The Personalist Project

Defending the Freedom of wearing Veils and Burqas

I think that not even the most literal interpretation of the Koran’s dressing codes for women, wearing burqas, ought to be outlawed in the West, let alone Muslim women covering of heads by normal veils (which are equally outlawed in many Western countries). It seems to me that any observance of a religious tradition that is not in any way in itself evil, or criminal, or offensive, ought to be permitted by the law and never be banished or outlawed, which does not exclude to persecute domestic crimes even if justified in the shariah.
Not only is there a sacred right to the freedom of religion and to the freedom of conscience to obey one’s positive religious mandates as long as they do not entail crimes or oppression bordering on crime (which wearing the nice burqa that underlines the mystery of the woman’s body, certainly does not). One may remind oneself that also Saint Paul demanded that women cover their heads in Church as sign of their submission to their husbands and of their respect for the angels. Should it be outlawed that women wear veils in our Churches (which is still being done in some places)?
The comparison with religious habits of nuns is not that far-fetched. There is a Catholic nun’s order of the “slaves of Christ” in Spain, and some other Eucharistic feminine orders, who wear almost the same veils that completely cover their faces. Should this be outlawed?
Moreover, in general the outlawing of any dresses that do not offend public morality is an assault against freedom, even if these dresses have nothing to do with religion.
Besides, to want to forbid pious Muslim or Hindu women (in the name of fighting oppression!) to wear veils or other dresses that correspond to their beliefs, while we do nothing to solve first our problems with women’s dresses, as an extremely witty Muslim Professor remarked when called to speak out in the veil-processes in England, seems doubly wrong.
There is another reason against this. It seems in general quite wrong to support any kind of pressure (as in Mexico for decades in regard to the Catholic priests and nuns and now increasingly in the West) that demands that nobody may wear in public places or private schools symbols of their religion.
Moreover, it is ludicrous, grotesque and utterly hypocritical that in Germany, France, England, or the USA, Muslim women should be forced to take off their veils against their conscience, while our women may wear the most offensive and unbelievably impure dresses in public, indulge in the most shocking public seduction, for example as naked prostitutes on TV commercials giving their phone numbers and “prices,” pose in offensive nakedness in Playboy and other magazines, without being outlawed!

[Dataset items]
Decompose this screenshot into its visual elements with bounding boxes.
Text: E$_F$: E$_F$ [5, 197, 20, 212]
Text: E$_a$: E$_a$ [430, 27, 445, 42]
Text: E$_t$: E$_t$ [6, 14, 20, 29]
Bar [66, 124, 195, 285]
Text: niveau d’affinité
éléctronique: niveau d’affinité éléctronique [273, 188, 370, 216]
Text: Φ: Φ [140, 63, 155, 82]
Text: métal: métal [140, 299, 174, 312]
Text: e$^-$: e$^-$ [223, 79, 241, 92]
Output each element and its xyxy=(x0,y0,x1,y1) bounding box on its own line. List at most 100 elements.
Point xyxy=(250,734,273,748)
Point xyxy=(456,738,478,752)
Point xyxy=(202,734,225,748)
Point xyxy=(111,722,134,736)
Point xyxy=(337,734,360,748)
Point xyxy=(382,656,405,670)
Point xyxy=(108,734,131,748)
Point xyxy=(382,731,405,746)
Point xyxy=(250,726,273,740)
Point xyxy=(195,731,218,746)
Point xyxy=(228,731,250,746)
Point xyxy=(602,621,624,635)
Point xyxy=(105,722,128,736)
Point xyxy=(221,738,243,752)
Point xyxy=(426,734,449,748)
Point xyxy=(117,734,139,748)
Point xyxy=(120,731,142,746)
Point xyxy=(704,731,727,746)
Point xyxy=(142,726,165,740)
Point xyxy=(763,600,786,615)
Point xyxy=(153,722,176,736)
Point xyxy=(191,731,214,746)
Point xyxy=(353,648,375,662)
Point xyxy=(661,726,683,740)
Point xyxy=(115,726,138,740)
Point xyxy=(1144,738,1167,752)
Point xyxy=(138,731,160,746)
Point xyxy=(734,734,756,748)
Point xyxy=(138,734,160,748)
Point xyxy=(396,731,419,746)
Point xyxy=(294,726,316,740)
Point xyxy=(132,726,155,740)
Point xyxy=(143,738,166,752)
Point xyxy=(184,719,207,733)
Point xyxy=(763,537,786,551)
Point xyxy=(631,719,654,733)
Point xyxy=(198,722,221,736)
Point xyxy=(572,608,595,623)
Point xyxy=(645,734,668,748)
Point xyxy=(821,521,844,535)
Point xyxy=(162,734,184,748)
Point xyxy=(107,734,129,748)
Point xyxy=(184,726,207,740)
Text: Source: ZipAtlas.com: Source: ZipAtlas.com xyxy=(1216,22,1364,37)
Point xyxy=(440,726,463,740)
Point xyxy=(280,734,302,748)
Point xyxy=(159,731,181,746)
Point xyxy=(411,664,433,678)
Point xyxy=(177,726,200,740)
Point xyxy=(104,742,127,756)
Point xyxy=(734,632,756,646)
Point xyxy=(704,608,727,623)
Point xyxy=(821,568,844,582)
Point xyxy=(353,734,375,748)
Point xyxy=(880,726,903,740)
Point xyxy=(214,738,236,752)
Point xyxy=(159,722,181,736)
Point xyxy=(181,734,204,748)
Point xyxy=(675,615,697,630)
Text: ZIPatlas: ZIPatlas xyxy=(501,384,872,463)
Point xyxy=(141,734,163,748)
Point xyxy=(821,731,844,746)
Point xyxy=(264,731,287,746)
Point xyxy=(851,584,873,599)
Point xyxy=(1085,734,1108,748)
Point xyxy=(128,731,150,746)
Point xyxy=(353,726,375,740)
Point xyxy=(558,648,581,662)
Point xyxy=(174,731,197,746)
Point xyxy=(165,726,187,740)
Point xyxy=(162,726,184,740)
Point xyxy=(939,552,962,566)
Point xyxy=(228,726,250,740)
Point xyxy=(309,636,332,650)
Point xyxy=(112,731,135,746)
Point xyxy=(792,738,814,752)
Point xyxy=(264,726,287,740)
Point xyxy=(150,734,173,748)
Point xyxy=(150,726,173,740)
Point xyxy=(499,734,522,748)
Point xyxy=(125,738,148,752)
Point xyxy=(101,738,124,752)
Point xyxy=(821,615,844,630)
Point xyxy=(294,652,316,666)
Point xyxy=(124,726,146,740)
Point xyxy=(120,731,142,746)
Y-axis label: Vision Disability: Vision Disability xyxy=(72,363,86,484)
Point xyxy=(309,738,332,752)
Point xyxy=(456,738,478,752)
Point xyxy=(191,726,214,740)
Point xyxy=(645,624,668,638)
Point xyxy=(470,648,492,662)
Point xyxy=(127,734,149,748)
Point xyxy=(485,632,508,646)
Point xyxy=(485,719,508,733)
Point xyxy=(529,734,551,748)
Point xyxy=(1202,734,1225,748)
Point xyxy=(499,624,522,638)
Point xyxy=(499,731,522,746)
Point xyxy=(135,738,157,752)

(Stated goal 1) According to the essay on veils and burqas, what is the name of the Catholic nun's order in Spain whose members wear veils that completely cover their faces?
(Stated goal 2) Echo the records word for word, starting at the first line of the records and ending at the line that contains "Point xyxy=(111,722,134,736)", with both of those lines included.

(Task solution 1) The order of the “slaves of Christ.”

(Task solution 2)
Decompose this screenshot into its visual elements with bounding boxes.
Text: E$_F$: E$_F$ [5, 197, 20, 212]
Text: E$_a$: E$_a$ [430, 27, 445, 42]
Text: E$_t$: E$_t$ [6, 14, 20, 29]
Bar [66, 124, 195, 285]
Text: niveau d’affinité
éléctronique: niveau d’affinité éléctronique [273, 188, 370, 216]
Text: Φ: Φ [140, 63, 155, 82]
Text: métal: métal [140, 299, 174, 312]
Text: e$^-$: e$^-$ [223, 79, 241, 92]
Output each element and its xyxy=(x0,y0,x1,y1) bounding box on its own line. List at most 100 elements.
Point xyxy=(250,734,273,748)
Point xyxy=(456,738,478,752)
Point xyxy=(202,734,225,748)
Point xyxy=(111,722,134,736)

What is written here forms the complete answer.